[Saved entries]
+===+

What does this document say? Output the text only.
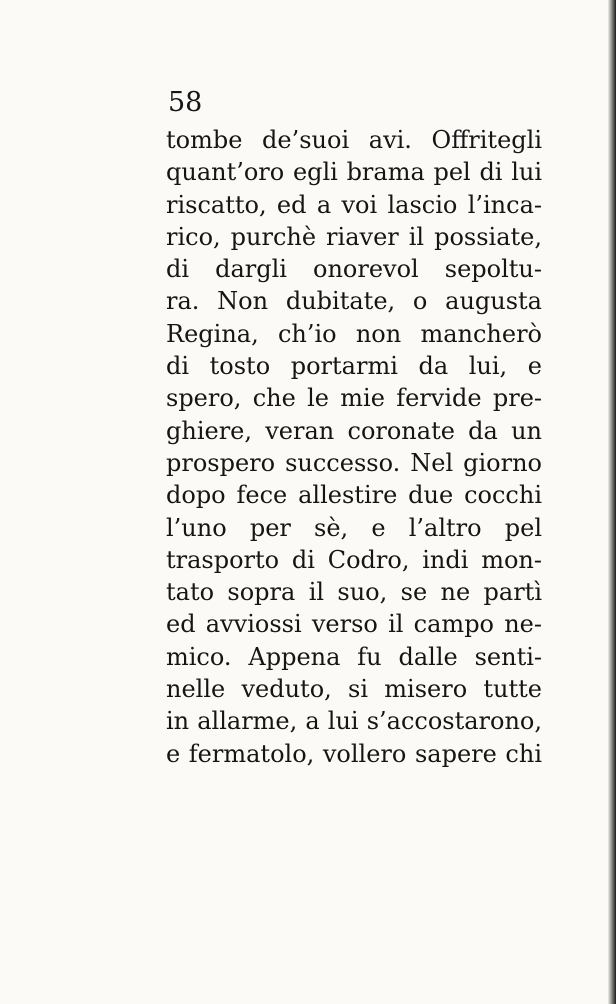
58
tombe de’suoi avi. Offritegli
quant’oro egli brama pel di lui
riscatto, ed a voi lascio l’inca-
rico, purchè riaver il possiate,
di dargli onorevol sepoltu-
ra. Non dubitate, o augusta
Regina, ch’io non mancherò
di tosto portarmi da lui, e
spero, che le mie fervide pre-
ghiere, veran coronate da un
prospero successo. Nel giorno
dopo fece allestire due cocchi
l’uno per sè, e l’altro pel
trasporto di Codro, indi mon-
tato sopra il suo, se ne partì
ed avviossi verso il campo ne-
mico. Appena fu dalle senti-
nelle veduto, si misero tutte
in allarme, a lui s’accostarono,
e fermatolo, vollero sapere chi
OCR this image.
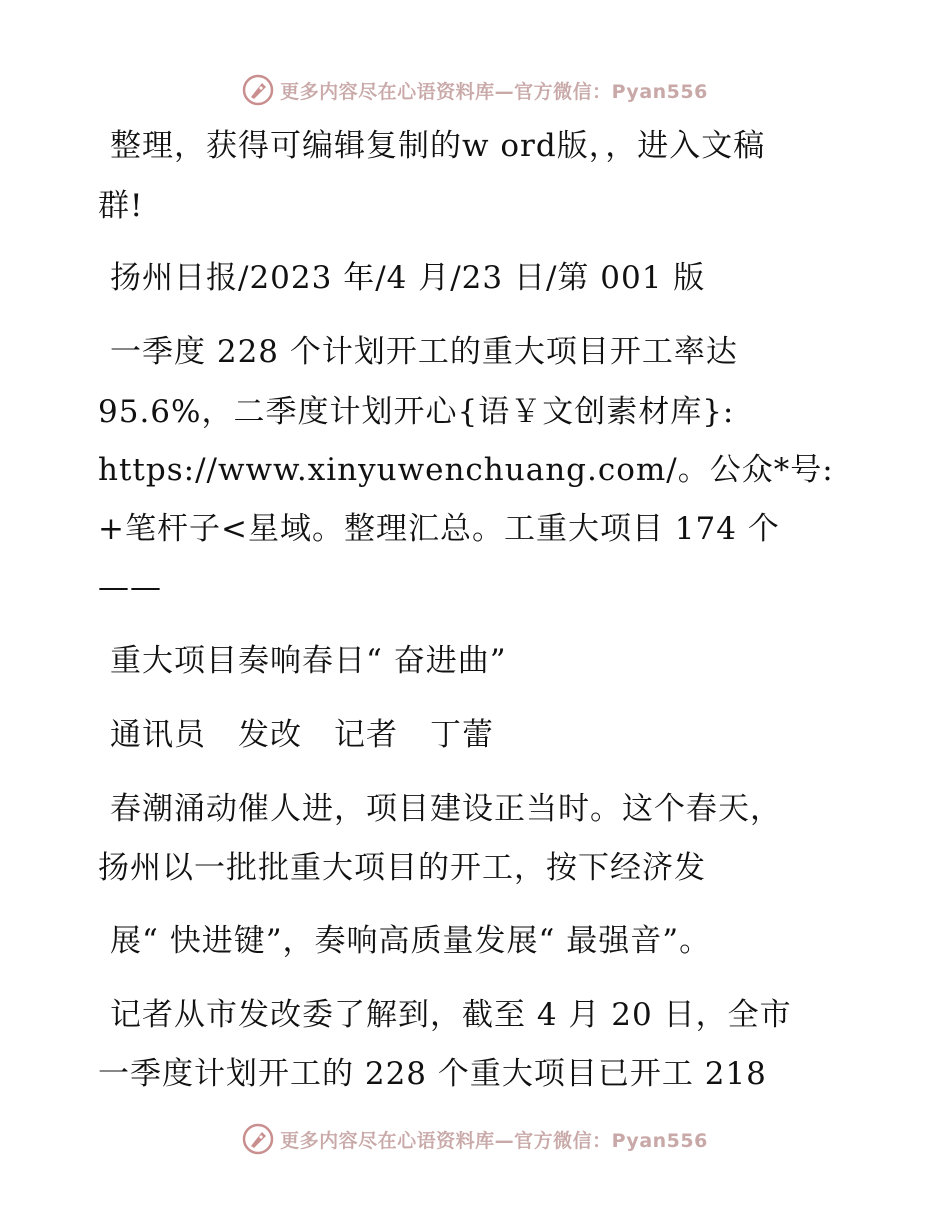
更多内容尽在心语资料库—官方微信：Pyan556
整理，获得可编辑复制的w ord版，，进入文稿
群!
扬州日报/2023 年/4 月/23 日/第 001 版
一季度 228 个计划开工的重大项目开工率达
95.6%，二季度计划开心{语￥文创素材库}:
https://www.xinyuwenchuang.com/。公众*号:
+笔杆子<星域。整理汇总。工重大项目 174 个
——
重大项目奏响春日“ 奋进曲”
通讯员　发改　记者　丁蕾
春潮涌动催人进，项目建设正当时。这个春天，
扬州以一批批重大项目的开工，按下经济发
展“ 快进键”，奏响高质量发展“ 最强音”。
记者从市发改委了解到，截至 4 月 20 日，全市
一季度计划开工的 228 个重大项目已开工 218
更多内容尽在心语资料库—官方微信：Pyan556
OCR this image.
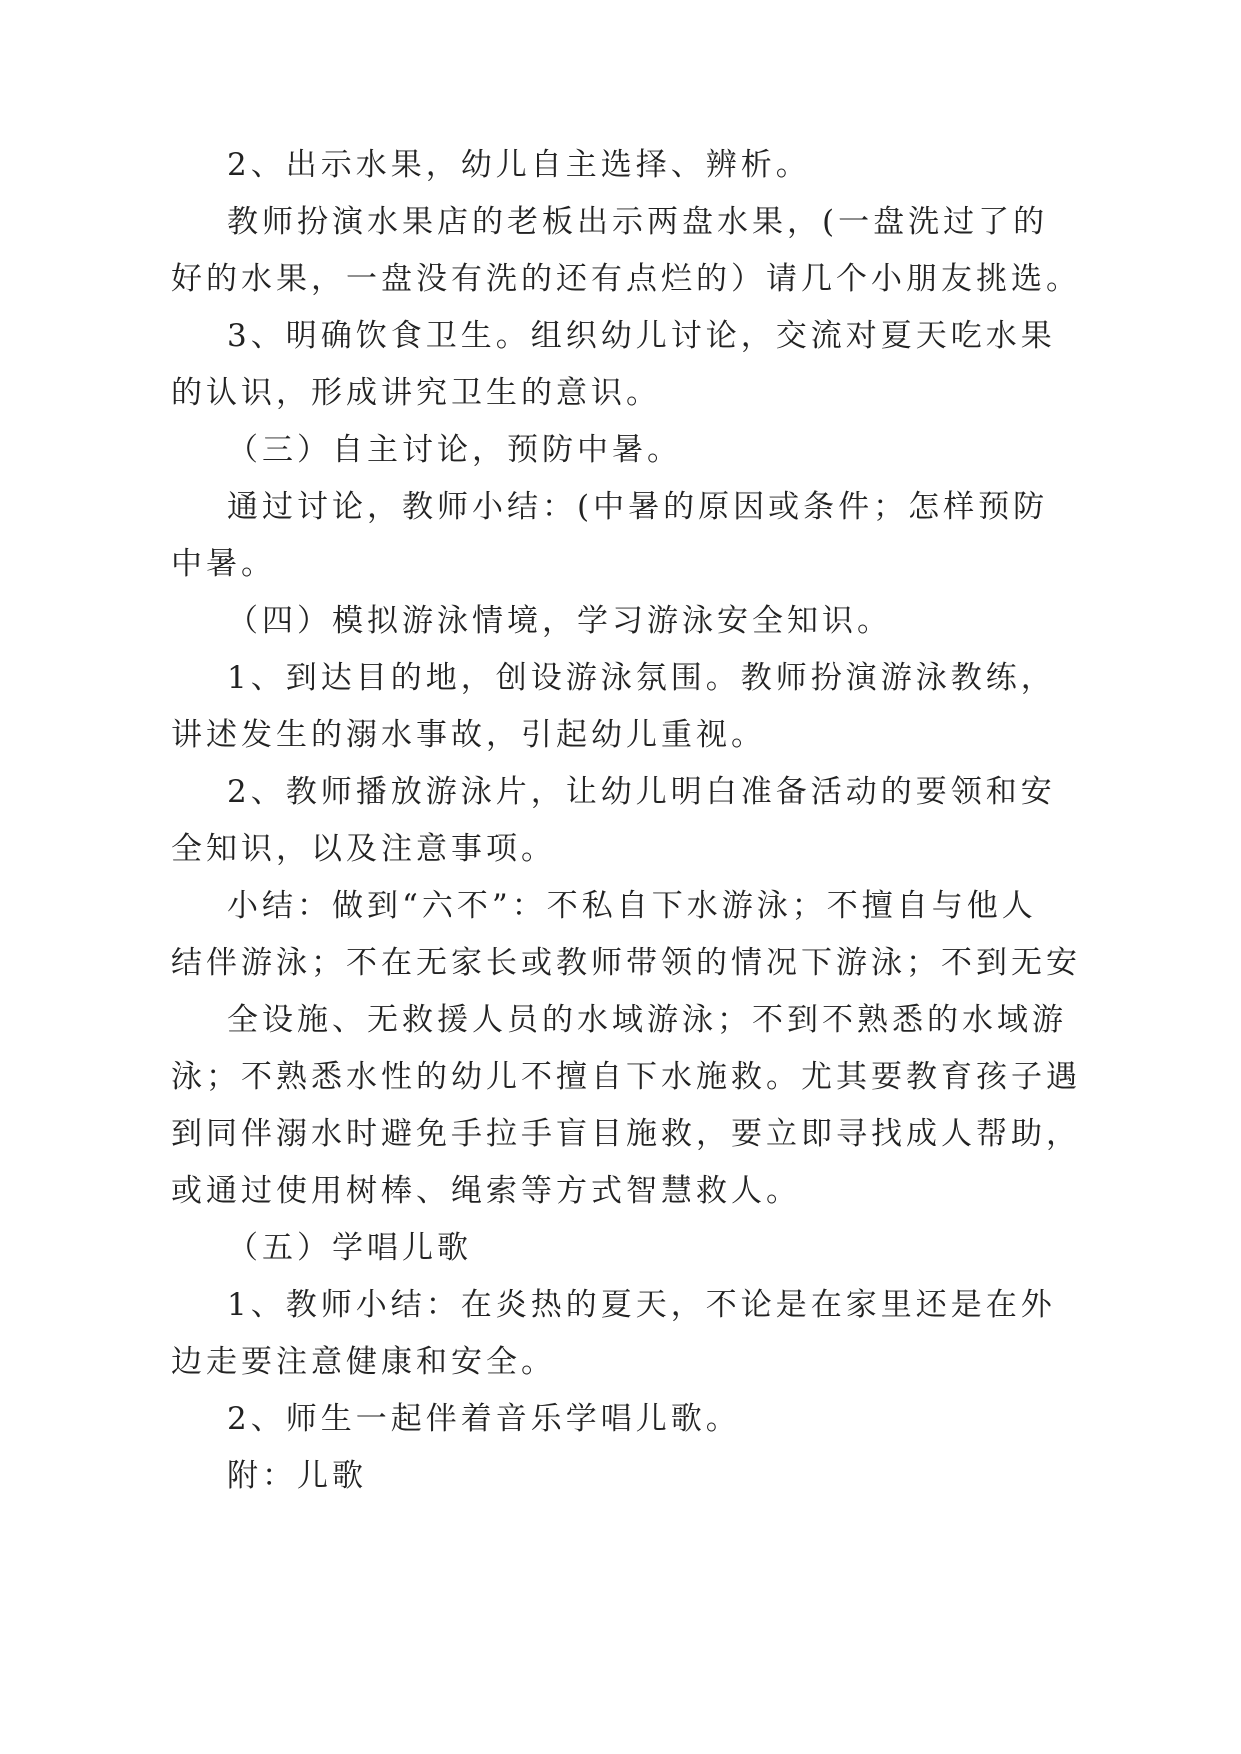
2、出示水果，幼儿自主选择、辨析。
教师扮演水果店的老板出示两盘水果，(一盘洗过了的
好的水果，一盘没有洗的还有点烂的）请几个小朋友挑选。
3、明确饮食卫生。组织幼儿讨论，交流对夏天吃水果
的认识，形成讲究卫生的意识。
（三）自主讨论，预防中暑。
通过讨论，教师小结：(中暑的原因或条件；怎样预防
中暑。
（四）模拟游泳情境，学习游泳安全知识。
1、到达目的地，创设游泳氛围。教师扮演游泳教练，
讲述发生的溺水事故，引起幼儿重视。
2、教师播放游泳片，让幼儿明白准备活动的要领和安
全知识，以及注意事项。
小结：做到“六不”：不私自下水游泳；不擅自与他人
结伴游泳；不在无家长或教师带领的情况下游泳；不到无安
全设施、无救援人员的水域游泳；不到不熟悉的水域游
泳；不熟悉水性的幼儿不擅自下水施救。尤其要教育孩子遇
到同伴溺水时避免手拉手盲目施救，要立即寻找成人帮助，
或通过使用树棒、绳索等方式智慧救人。
（五）学唱儿歌
1、教师小结：在炎热的夏天，不论是在家里还是在外
边走要注意健康和安全。
2、师生一起伴着音乐学唱儿歌。
附：儿歌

+===+

Objective:
Identify the lines that contain the string "教师小结", and copy every one of them.

Solution to this exercise:
通过讨论，教师小结：(中暑的原因或条件；怎样预防
1、教师小结：在炎热的夏天，不论是在家里还是在外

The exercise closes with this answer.